Your task »
Search the data below for the string "Luftverteilung". Extract every line that contains it.

Task input »
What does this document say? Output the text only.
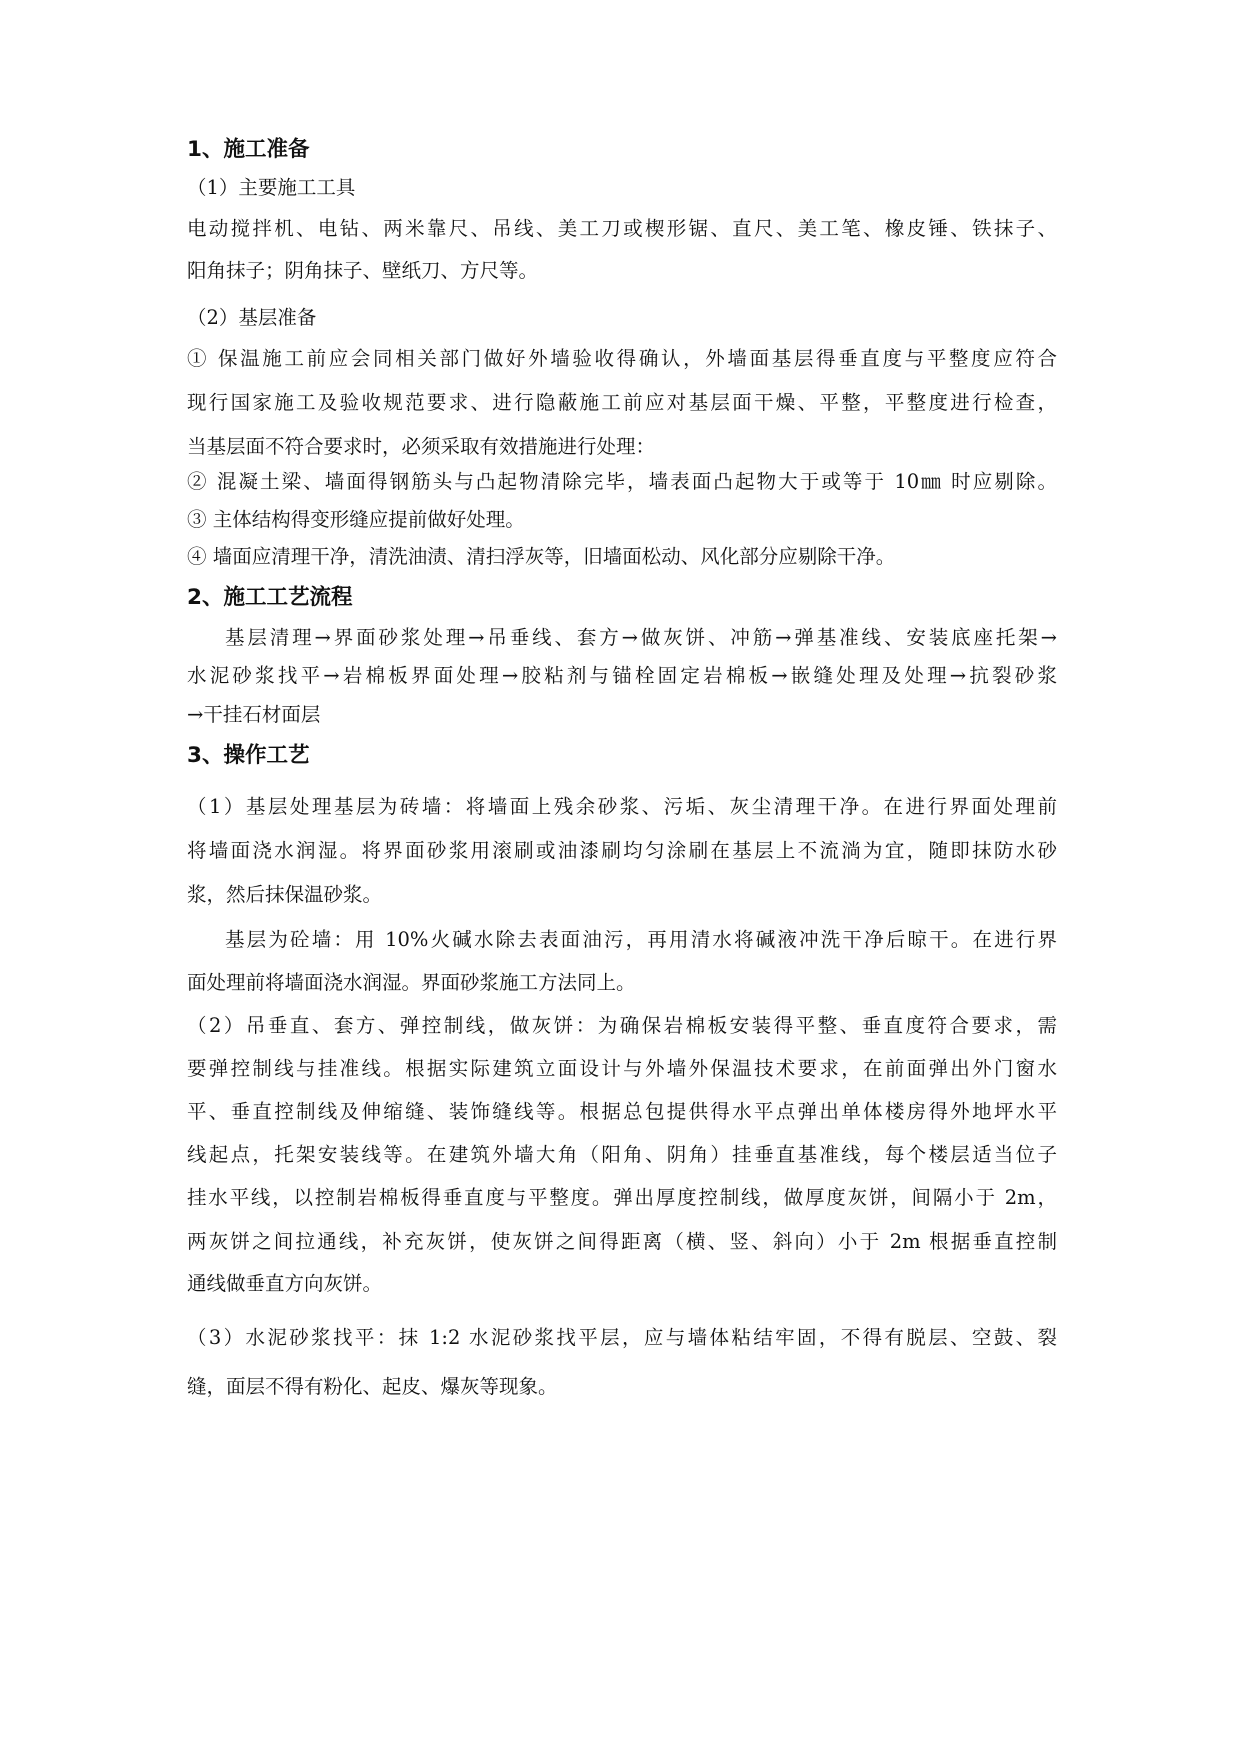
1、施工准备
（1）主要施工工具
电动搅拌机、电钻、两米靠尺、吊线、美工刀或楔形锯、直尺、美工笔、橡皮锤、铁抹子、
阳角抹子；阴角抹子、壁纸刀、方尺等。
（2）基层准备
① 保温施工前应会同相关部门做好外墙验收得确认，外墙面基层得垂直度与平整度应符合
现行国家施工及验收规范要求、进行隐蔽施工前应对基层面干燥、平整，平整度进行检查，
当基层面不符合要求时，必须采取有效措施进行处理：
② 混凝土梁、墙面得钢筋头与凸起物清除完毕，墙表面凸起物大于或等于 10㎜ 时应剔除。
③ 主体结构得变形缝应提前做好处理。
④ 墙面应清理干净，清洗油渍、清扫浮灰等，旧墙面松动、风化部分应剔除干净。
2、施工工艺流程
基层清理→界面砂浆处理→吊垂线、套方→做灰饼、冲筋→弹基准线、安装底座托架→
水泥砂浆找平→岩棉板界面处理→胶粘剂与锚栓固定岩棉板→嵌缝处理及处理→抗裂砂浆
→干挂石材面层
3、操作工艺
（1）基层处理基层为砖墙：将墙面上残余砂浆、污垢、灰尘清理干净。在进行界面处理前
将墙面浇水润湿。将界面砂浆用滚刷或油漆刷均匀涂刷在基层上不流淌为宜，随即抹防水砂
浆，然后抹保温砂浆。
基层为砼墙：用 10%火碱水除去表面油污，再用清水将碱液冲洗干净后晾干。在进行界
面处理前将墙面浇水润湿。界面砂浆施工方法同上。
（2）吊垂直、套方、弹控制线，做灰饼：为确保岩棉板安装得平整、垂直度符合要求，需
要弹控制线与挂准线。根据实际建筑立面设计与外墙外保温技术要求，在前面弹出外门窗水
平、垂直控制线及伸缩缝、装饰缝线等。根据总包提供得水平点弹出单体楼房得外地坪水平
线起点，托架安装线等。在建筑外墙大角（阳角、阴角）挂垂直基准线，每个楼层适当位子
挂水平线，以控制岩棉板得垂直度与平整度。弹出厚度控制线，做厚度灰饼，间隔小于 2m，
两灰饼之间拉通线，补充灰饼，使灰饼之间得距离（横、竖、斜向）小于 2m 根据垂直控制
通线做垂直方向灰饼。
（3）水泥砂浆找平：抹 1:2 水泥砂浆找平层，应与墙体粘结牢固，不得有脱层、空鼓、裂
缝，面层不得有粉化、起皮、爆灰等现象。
==
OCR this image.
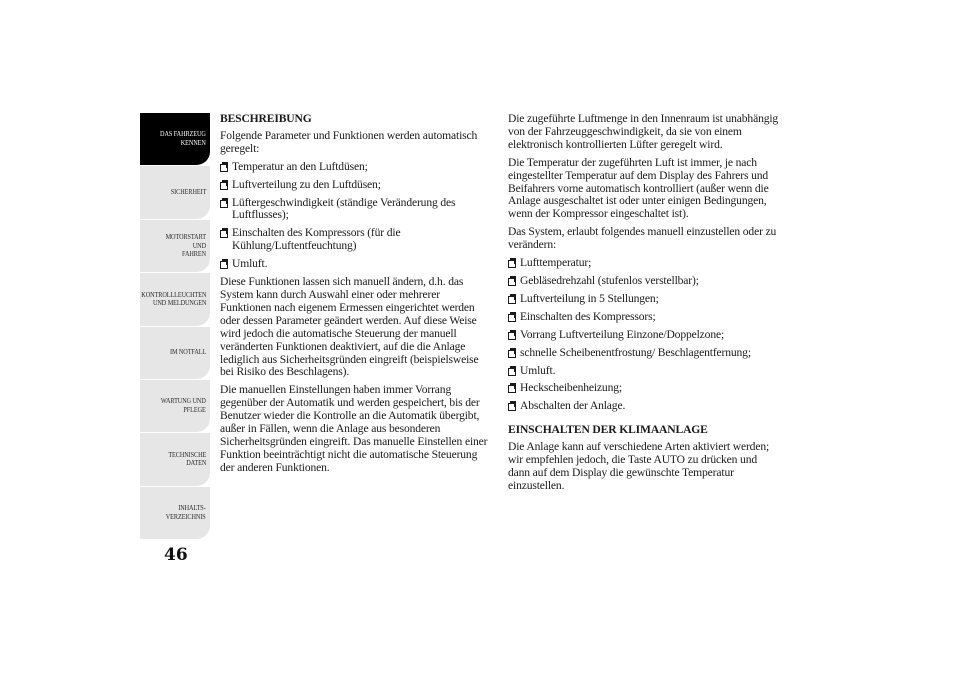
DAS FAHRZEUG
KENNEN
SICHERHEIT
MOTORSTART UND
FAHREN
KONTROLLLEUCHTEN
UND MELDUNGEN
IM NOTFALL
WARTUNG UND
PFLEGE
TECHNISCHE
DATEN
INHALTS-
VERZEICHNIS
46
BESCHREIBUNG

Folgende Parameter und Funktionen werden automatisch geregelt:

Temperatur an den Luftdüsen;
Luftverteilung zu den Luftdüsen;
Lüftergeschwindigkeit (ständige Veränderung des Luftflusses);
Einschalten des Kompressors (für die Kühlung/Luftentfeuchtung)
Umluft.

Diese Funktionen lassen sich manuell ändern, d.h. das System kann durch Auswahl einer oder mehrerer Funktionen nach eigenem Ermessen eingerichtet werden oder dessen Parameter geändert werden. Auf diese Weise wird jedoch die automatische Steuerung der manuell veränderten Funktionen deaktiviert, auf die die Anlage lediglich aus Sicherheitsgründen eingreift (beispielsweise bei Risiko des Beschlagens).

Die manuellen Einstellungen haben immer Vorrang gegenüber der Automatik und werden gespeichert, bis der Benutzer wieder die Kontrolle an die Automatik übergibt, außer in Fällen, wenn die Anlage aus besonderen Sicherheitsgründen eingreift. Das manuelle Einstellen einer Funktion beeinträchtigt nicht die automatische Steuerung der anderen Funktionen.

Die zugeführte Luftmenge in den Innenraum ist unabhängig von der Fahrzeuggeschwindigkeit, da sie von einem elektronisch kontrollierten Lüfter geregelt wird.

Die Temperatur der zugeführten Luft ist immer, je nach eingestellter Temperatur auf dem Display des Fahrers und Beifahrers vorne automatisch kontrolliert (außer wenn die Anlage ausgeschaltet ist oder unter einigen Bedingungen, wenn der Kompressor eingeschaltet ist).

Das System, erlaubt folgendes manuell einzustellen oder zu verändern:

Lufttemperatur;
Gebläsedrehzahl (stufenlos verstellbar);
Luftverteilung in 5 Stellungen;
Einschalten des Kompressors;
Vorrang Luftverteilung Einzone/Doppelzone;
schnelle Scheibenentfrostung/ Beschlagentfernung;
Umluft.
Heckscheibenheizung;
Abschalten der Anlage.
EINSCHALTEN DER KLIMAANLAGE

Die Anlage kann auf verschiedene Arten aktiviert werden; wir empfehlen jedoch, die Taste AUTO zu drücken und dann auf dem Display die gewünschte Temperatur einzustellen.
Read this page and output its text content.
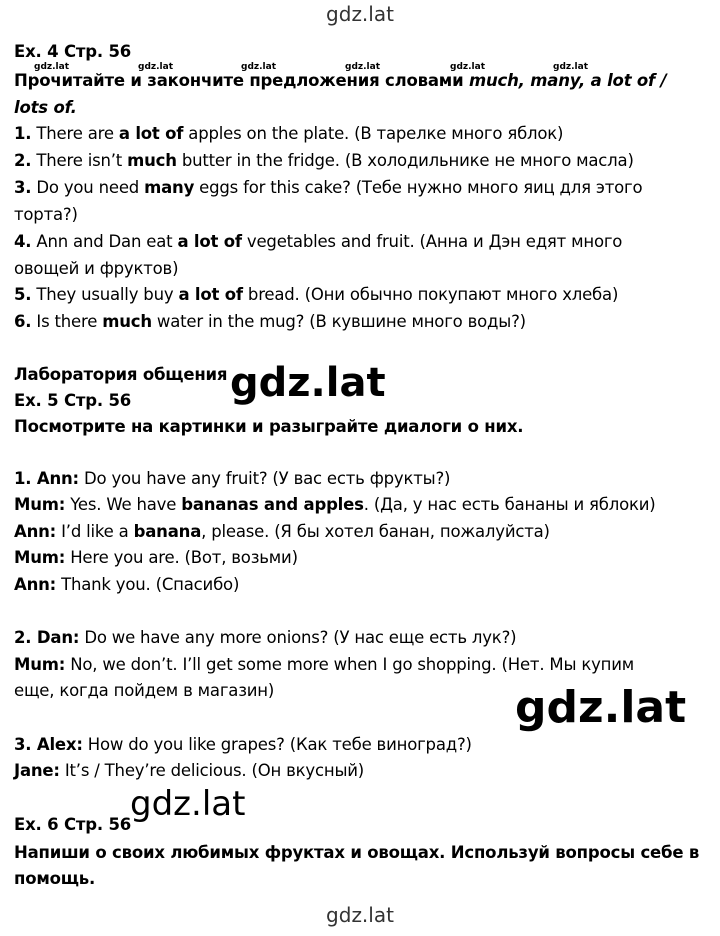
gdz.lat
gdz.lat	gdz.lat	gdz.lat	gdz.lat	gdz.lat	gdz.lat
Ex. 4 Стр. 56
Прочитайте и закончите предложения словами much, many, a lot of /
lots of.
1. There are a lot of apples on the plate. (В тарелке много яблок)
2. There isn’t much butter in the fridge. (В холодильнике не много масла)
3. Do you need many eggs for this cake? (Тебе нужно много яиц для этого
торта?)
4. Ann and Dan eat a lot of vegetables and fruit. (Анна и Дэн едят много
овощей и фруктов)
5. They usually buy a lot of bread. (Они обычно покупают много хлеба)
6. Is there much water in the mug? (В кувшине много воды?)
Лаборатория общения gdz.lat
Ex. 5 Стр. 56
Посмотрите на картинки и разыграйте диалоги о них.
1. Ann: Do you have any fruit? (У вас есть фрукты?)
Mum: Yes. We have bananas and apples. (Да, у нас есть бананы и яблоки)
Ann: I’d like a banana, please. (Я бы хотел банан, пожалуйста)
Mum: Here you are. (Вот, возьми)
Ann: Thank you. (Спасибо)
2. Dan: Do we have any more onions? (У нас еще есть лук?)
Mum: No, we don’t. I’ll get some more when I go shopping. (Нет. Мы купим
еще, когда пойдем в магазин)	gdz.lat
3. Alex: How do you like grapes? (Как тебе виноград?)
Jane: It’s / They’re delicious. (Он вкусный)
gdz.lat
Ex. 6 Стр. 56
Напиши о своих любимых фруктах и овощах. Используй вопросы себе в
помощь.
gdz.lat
==
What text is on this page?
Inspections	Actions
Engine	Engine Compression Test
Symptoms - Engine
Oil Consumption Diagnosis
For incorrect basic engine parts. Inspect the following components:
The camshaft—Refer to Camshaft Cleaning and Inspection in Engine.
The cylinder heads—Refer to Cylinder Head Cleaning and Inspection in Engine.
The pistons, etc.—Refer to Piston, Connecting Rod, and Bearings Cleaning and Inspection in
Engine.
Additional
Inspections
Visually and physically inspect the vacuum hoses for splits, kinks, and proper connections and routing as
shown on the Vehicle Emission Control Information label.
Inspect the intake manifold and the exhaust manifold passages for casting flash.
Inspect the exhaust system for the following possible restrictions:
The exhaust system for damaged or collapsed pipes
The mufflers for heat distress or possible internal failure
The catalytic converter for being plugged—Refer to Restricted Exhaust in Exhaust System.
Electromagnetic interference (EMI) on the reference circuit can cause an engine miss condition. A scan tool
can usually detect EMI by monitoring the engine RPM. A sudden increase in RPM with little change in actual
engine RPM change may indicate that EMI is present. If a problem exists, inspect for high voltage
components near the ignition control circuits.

Exercise answer »
Luftverteilung zu den Luftdüsen;
Luftverteilung in 5 Stellungen;
Vorrang Luftverteilung Einzone/Doppelzone;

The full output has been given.